* **Do this**
Exactly as they appear, output all of the records. Skip any images.

===== Data provided =====

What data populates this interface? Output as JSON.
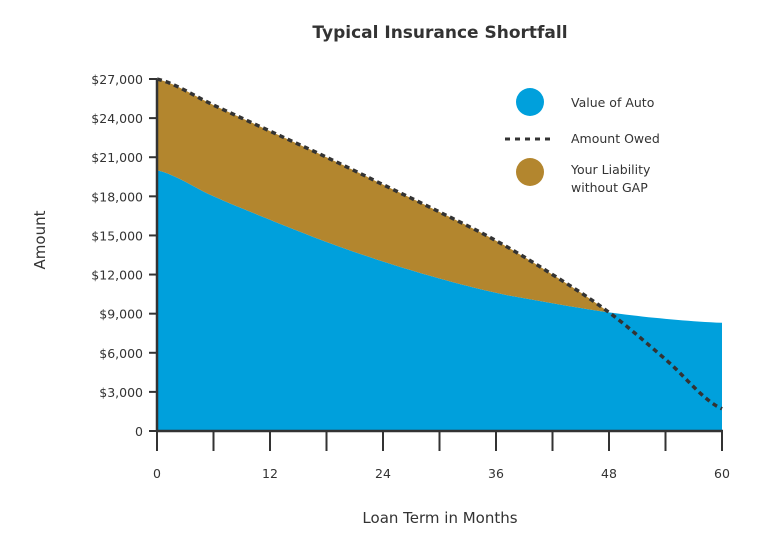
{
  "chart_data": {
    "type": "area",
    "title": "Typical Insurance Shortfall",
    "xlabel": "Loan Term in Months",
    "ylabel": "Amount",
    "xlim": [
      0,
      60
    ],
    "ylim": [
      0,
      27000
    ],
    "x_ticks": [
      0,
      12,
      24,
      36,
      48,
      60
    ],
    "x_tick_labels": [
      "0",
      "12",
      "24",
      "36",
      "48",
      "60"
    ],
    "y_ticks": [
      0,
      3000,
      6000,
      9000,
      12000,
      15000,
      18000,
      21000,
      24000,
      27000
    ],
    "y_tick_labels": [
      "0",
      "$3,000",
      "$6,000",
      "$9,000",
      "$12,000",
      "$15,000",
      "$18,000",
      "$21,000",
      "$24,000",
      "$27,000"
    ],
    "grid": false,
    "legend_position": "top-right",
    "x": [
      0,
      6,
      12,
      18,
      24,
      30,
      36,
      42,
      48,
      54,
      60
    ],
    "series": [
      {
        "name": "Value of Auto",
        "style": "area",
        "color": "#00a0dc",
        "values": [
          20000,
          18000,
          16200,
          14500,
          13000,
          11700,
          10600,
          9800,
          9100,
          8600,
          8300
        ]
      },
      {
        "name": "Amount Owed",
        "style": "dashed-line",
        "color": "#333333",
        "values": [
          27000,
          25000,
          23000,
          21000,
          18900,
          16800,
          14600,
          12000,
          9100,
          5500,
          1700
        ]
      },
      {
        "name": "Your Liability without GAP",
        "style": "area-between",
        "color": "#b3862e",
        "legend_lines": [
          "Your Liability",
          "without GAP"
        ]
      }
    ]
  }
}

=====

* **Exercise output**
What data populates this interface? Output as JSON.
{
  "chart_data": {
    "type": "area",
    "title": "Typical Insurance Shortfall",
    "xlabel": "Loan Term in Months",
    "ylabel": "Amount",
    "xlim": [
      0,
      60
    ],
    "ylim": [
      0,
      27000
    ],
    "x_ticks": [
      0,
      12,
      24,
      36,
      48,
      60
    ],
    "x_tick_labels": [
      "0",
      "12",
      "24",
      "36",
      "48",
      "60"
    ],
    "y_ticks": [
      0,
      3000,
      6000,
      9000,
      12000,
      15000,
      18000,
      21000,
      24000,
      27000
    ],
    "y_tick_labels": [
      "0",
      "$3,000",
      "$6,000",
      "$9,000",
      "$12,000",
      "$15,000",
      "$18,000",
      "$21,000",
      "$24,000",
      "$27,000"
    ],
    "grid": false,
    "legend_position": "top-right",
    "x": [
      0,
      6,
      12,
      18,
      24,
      30,
      36,
      42,
      48,
      54,
      60
    ],
    "series": [
      {
        "name": "Value of Auto",
        "style": "area",
        "color": "#00a0dc",
        "values": [
          20000,
          18000,
          16200,
          14500,
          13000,
          11700,
          10600,
          9800,
          9100,
          8600,
          8300
        ]
      },
      {
        "name": "Amount Owed",
        "style": "dashed-line",
        "color": "#333333",
        "values": [
          27000,
          25000,
          23000,
          21000,
          18900,
          16800,
          14600,
          12000,
          9100,
          5500,
          1700
        ]
      },
      {
        "name": "Your Liability without GAP",
        "style": "area-between",
        "color": "#b3862e",
        "legend_lines": [
          "Your Liability",
          "without GAP"
        ]
      }
    ]
  }
}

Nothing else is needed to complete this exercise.